**Work instructions**
Scan the entries below and extract each line with the word "goes" in it.
— start Data for the task —
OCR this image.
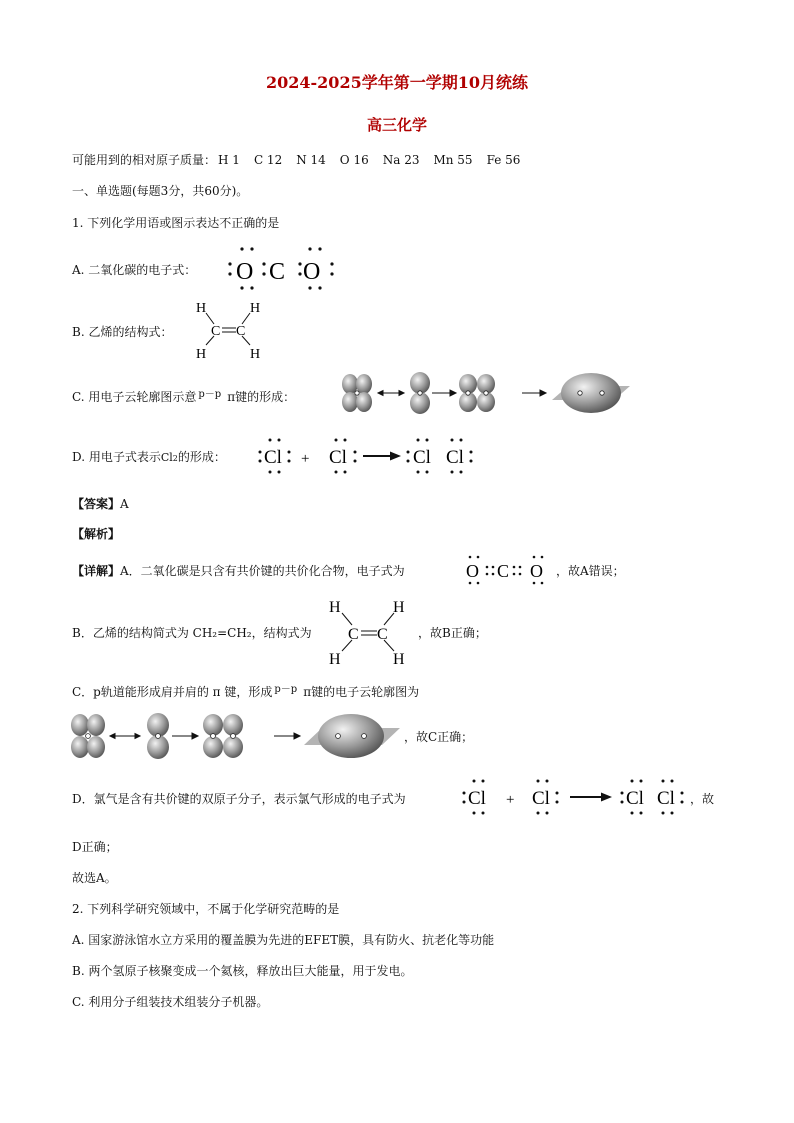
2024-2025学年第一学期10月统练
高三化学
可能用到的相对原子质量： H 1 C 12 N 14 O 16 Na 23 Mn 55 Fe 56
一、单选题(每题3分，共60分)。
1. 下列化学用语或图示表达不正确的是
A. 二氧化碳的电子式： O C O
B. 乙烯的结构式：
H	H
H	H
C C
C. 用电子云轮廓图示意 $^{p-p}$ π键的形成：
D. 用电子式表示Cl2的形成： Cl Cl	Cl Cl
+
【答案】A
【解析】
【详解】A．二氧化碳是只含有共价键的共价化合物，电子式为	，故A错误；
O C O
B．乙烯的结构简式为 CH₂=CH₂，结构式为	，故B正确；
H	H
H	H
C C
C．p轨道能形成肩并肩的 π 键，形成 $^{p-p}$ π键的电子云轮廓图为
，故C正确；
D．氯气是含有共价键的双原子分子，表示氯气形成的电子式为	Cl Cl	Cl Cl
+	，故
D正确；
故选A。
2. 下列科学研究领域中，不属于化学研究范畴的是
A. 国家游泳馆水立方采用的覆盖膜为先进的EFET膜，具有防火、抗老化等功能
B. 两个氢原子核聚变成一个氦核，释放出巨大能量，用于发电。
C. 利用分子组装技术组装分子机器。
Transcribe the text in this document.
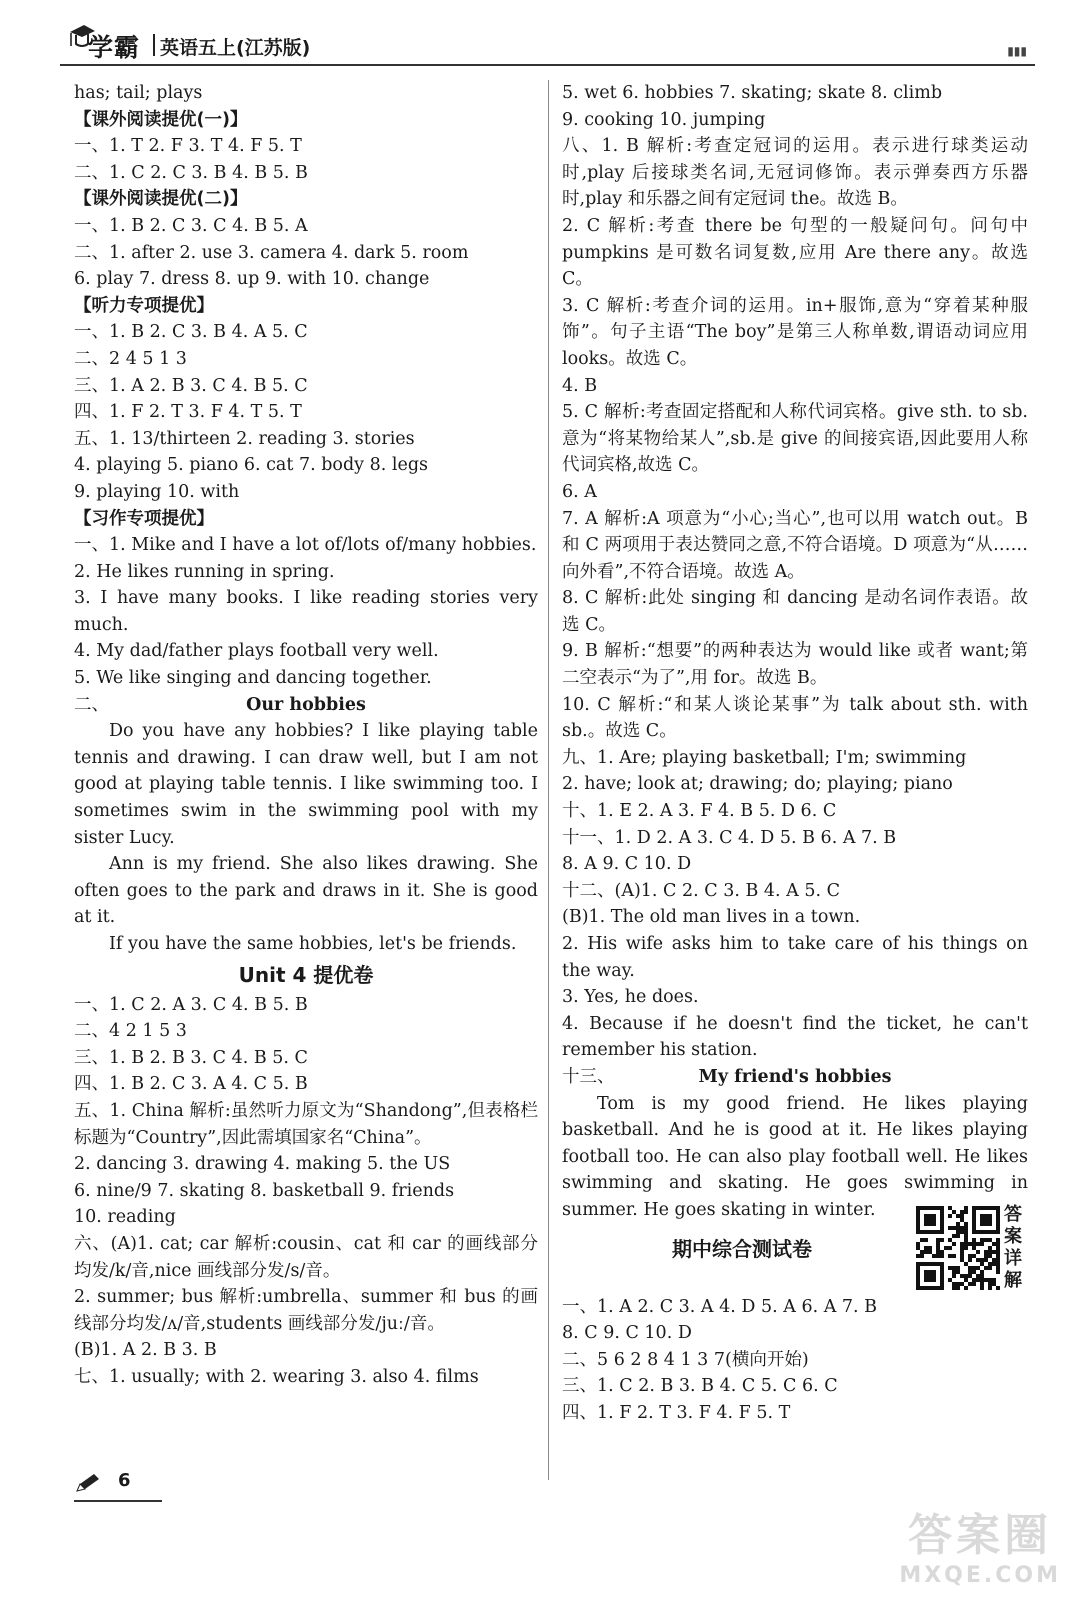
学霸 英语五上(江苏版)	▮▮▮
has; tail; plays
【课外阅读提优(一)】
一、1. T 2. F 3. T 4. F 5. T
二、1. C 2. C 3. B 4. B 5. B
【课外阅读提优(二)】
一、1. B 2. C 3. C 4. B 5. A
二、1. after 2. use 3. camera 4. dark 5. room
6. play 7. dress 8. up 9. with 10. change
【听力专项提优】
一、1. B 2. C 3. B 4. A 5. C
二、2 4 5 1 3
三、1. A 2. B 3. C 4. B 5. C
四、1. F 2. T 3. F 4. T 5. T
五、1. 13/thirteen 2. reading 3. stories
4. playing 5. piano 6. cat 7. body 8. legs
9. playing 10. with
【习作专项提优】
一、1. Mike and I have a lot of/lots of/many hobbies.
2. He likes running in spring.
3. I have many books. I like reading stories very much.
4. My dad/father plays football very well.
5. We like singing and dancing together.
二、	Our hobbies
Do you have any hobbies? I like playing table tennis and drawing. I can draw well, but I am not good at playing table tennis. I like swimming too. I sometimes swim in the swimming pool with my sister Lucy.
Ann is my friend. She also likes drawing. She often goes to the park and draws in it. She is good at it.
If you have the same hobbies, let's be friends.
Unit 4 提优卷
一、1. C 2. A 3. C 4. B 5. B
二、4 2 1 5 3
三、1. B 2. B 3. C 4. B 5. C
四、1. B 2. C 3. A 4. C 5. B
五、1. China 解析:虽然听力原文为“Shandong”,但表格栏标题为“Country”,因此需填国家名“China”。
2. dancing 3. drawing 4. making 5. the US
6. nine/9 7. skating 8. basketball 9. friends
10. reading
六、(A)1. cat; car 解析:cousin、cat 和 car 的画线部分均发/k/音,nice 画线部分发/s/音。
2. summer; bus 解析:umbrella、summer 和 bus 的画线部分均发/ʌ/音,students 画线部分发/juː/音。
(B)1. A 2. B 3. B
七、1. usually; with 2. wearing 3. also 4. films
5. wet 6. hobbies 7. skating; skate 8. climb
9. cooking 10. jumping
八、1. B 解析:考查定冠词的运用。表示进行球类运动时,play 后接球类名词,无冠词修饰。表示弹奏西方乐器时,play 和乐器之间有定冠词 the。故选 B。
2. C 解析:考查 there be 句型的一般疑问句。问句中 pumpkins 是可数名词复数,应用 Are there any。故选 C。
3. C 解析:考查介词的运用。in+服饰,意为“穿着某种服饰”。句子主语“The boy”是第三人称单数,谓语动词应用 looks。故选 C。
4. B
5. C 解析:考查固定搭配和人称代词宾格。give sth. to sb. 意为“将某物给某人”,sb.是 give 的间接宾语,因此要用人称代词宾格,故选 C。
6. A
7. A 解析:A 项意为“小心;当心”,也可以用 watch out。B 和 C 两项用于表达赞同之意,不符合语境。D 项意为“从……向外看”,不符合语境。故选 A。
8. C 解析:此处 singing 和 dancing 是动名词作表语。故选 C。
9. B 解析:“想要”的两种表达为 would like 或者 want;第二空表示“为了”,用 for。故选 B。
10. C 解析:“和某人谈论某事”为 talk about sth. with sb.。故选 C。
九、1. Are; playing basketball; I'm; swimming
2. have; look at; drawing; do; playing; piano
十、1. E 2. A 3. F 4. B 5. D 6. C
十一、1. D 2. A 3. C 4. D 5. B 6. A 7. B
8. A 9. C 10. D
十二、(A)1. C 2. C 3. B 4. A 5. C
(B)1. The old man lives in a town.
2. His wife asks him to take care of his things on the way.
3. Yes, he does.
4. Because if he doesn't find the ticket, he can't remember his station.
十三、	My friend's hobbies
Tom is my good friend. He likes playing basketball. And he is good at it. He likes playing football too. He can also play football well. He likes swimming and skating. He goes swimming in summer. He goes skating in winter.
期中综合测试卷
答案详解
一、1. A 2. C 3. A 4. D 5. A 6. A 7. B
8. C 9. C 10. D
二、5 6 2 8 4 1 3 7(横向开始)
三、1. C 2. B 3. B 4. C 5. C 6. C
四、1. F 2. T 3. F 4. F 5. T
6
答案圈
MXQE.COM
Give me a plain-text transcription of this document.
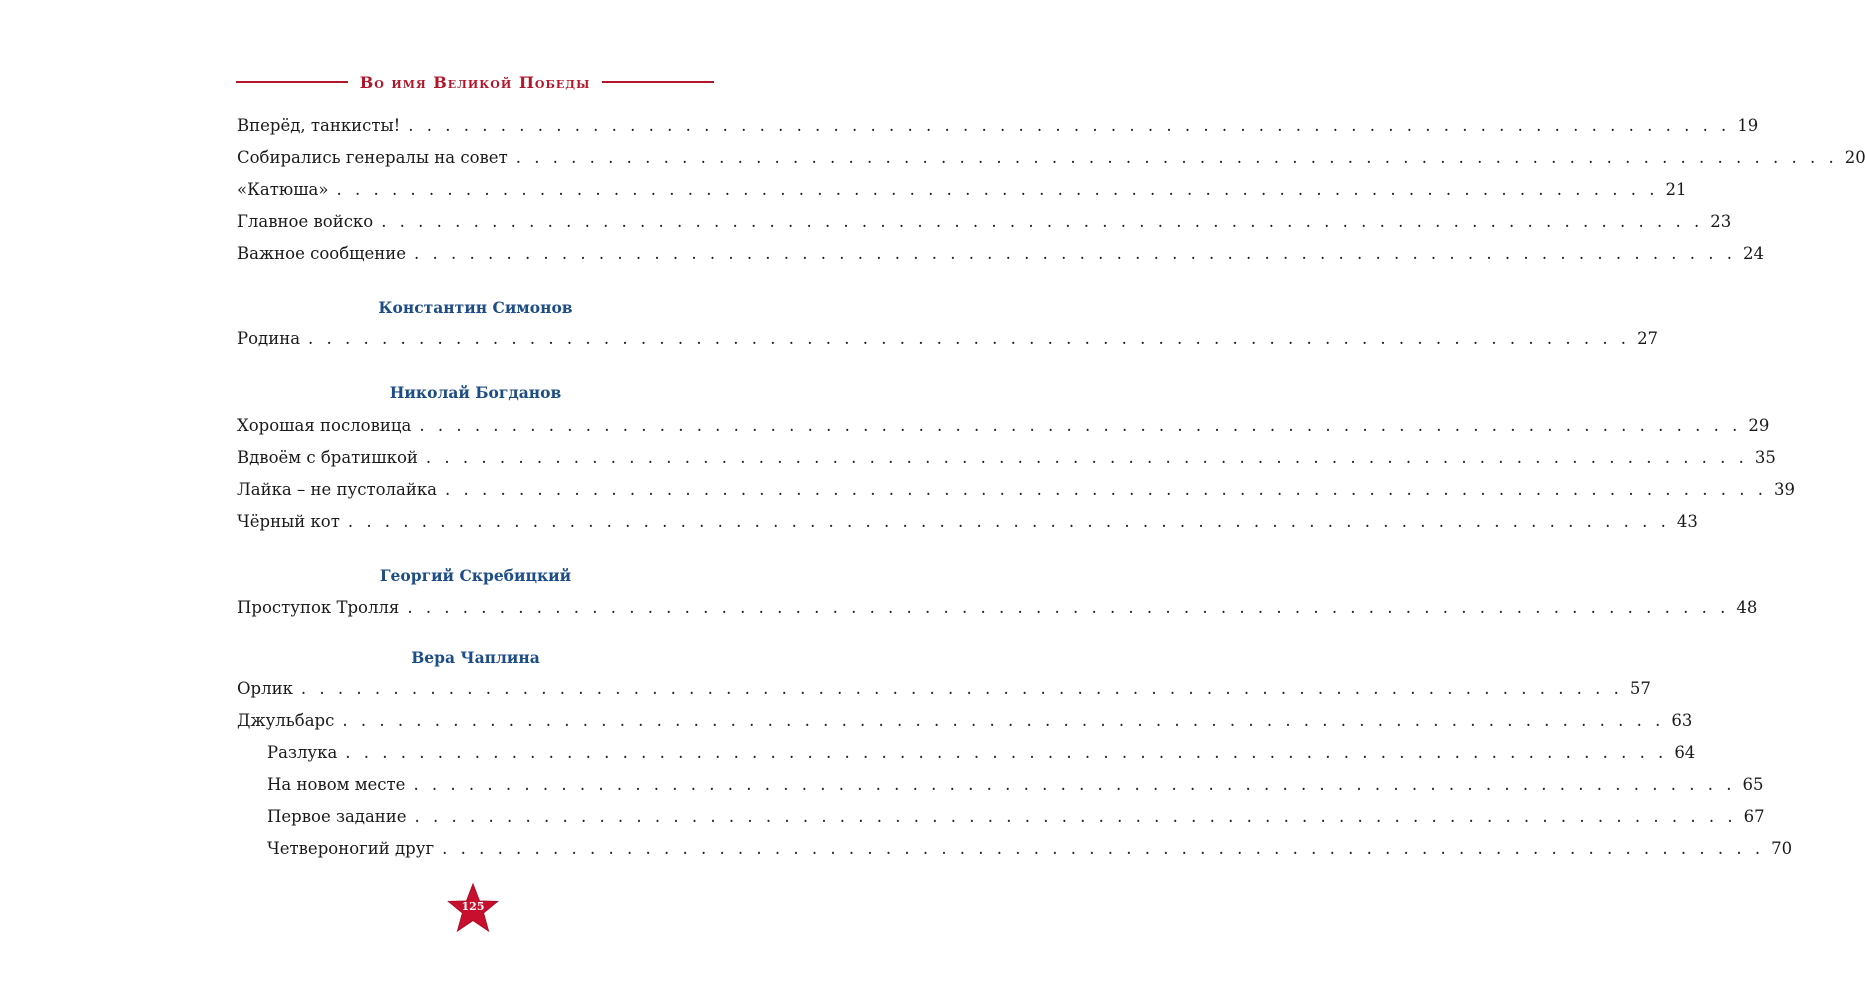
Во имя Великой Победы
Вперёд, танкисты! . . . . . . . . . . . . . . . . . . . . . . . . . . . . . . . . . . . . . . . . . . . . . . . . . . . . . . . . . . . . . . . . . . . . . . . . 19
Собирались генералы на совет . . . . . . . . . . . . . . . . . . . . . . . . . . . . . . . . . . . . . . . . . . . . . . . . . . . . . . . . . . . . . . . . . . . . . . . . 20
«Катюша» . . . . . . . . . . . . . . . . . . . . . . . . . . . . . . . . . . . . . . . . . . . . . . . . . . . . . . . . . . . . . . . . . . . . . . . . 21
Главное войско . . . . . . . . . . . . . . . . . . . . . . . . . . . . . . . . . . . . . . . . . . . . . . . . . . . . . . . . . . . . . . . . . . . . . . . . 23
Важное сообщение . . . . . . . . . . . . . . . . . . . . . . . . . . . . . . . . . . . . . . . . . . . . . . . . . . . . . . . . . . . . . . . . . . . . . . . . 24
Константин Симонов
Родина . . . . . . . . . . . . . . . . . . . . . . . . . . . . . . . . . . . . . . . . . . . . . . . . . . . . . . . . . . . . . . . . . . . . . . . . 27
Николай Богданов
Хорошая пословица . . . . . . . . . . . . . . . . . . . . . . . . . . . . . . . . . . . . . . . . . . . . . . . . . . . . . . . . . . . . . . . . . . . . . . . . 29
Вдвоём с братишкой . . . . . . . . . . . . . . . . . . . . . . . . . . . . . . . . . . . . . . . . . . . . . . . . . . . . . . . . . . . . . . . . . . . . . . . . 35
Лайка – не пустолайка . . . . . . . . . . . . . . . . . . . . . . . . . . . . . . . . . . . . . . . . . . . . . . . . . . . . . . . . . . . . . . . . . . . . . . . . 39
Чёрный кот . . . . . . . . . . . . . . . . . . . . . . . . . . . . . . . . . . . . . . . . . . . . . . . . . . . . . . . . . . . . . . . . . . . . . . . . 43
Георгий Скребицкий
Проступок Тролля . . . . . . . . . . . . . . . . . . . . . . . . . . . . . . . . . . . . . . . . . . . . . . . . . . . . . . . . . . . . . . . . . . . . . . . . 48
Вера Чаплина
Орлик . . . . . . . . . . . . . . . . . . . . . . . . . . . . . . . . . . . . . . . . . . . . . . . . . . . . . . . . . . . . . . . . . . . . . . . . 57
Джульбарс . . . . . . . . . . . . . . . . . . . . . . . . . . . . . . . . . . . . . . . . . . . . . . . . . . . . . . . . . . . . . . . . . . . . . . . . 63
Разлука . . . . . . . . . . . . . . . . . . . . . . . . . . . . . . . . . . . . . . . . . . . . . . . . . . . . . . . . . . . . . . . . . . . . . . . . 64
На новом месте . . . . . . . . . . . . . . . . . . . . . . . . . . . . . . . . . . . . . . . . . . . . . . . . . . . . . . . . . . . . . . . . . . . . . . . . 65
Первое задание . . . . . . . . . . . . . . . . . . . . . . . . . . . . . . . . . . . . . . . . . . . . . . . . . . . . . . . . . . . . . . . . . . . . . . . . 67
Четвероногий друг . . . . . . . . . . . . . . . . . . . . . . . . . . . . . . . . . . . . . . . . . . . . . . . . . . . . . . . . . . . . . . . . . . . . . . . . 70
125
— end Data for the task —
**Correct result**
Ann is my friend. She also likes drawing. She often goes to the park and draws in it. She is good at it.
Tom is my good friend. He likes playing basketball. And he is good at it. He likes playing football too. He can also play football well. He likes swimming and skating. He goes swimming in summer. He goes skating in winter.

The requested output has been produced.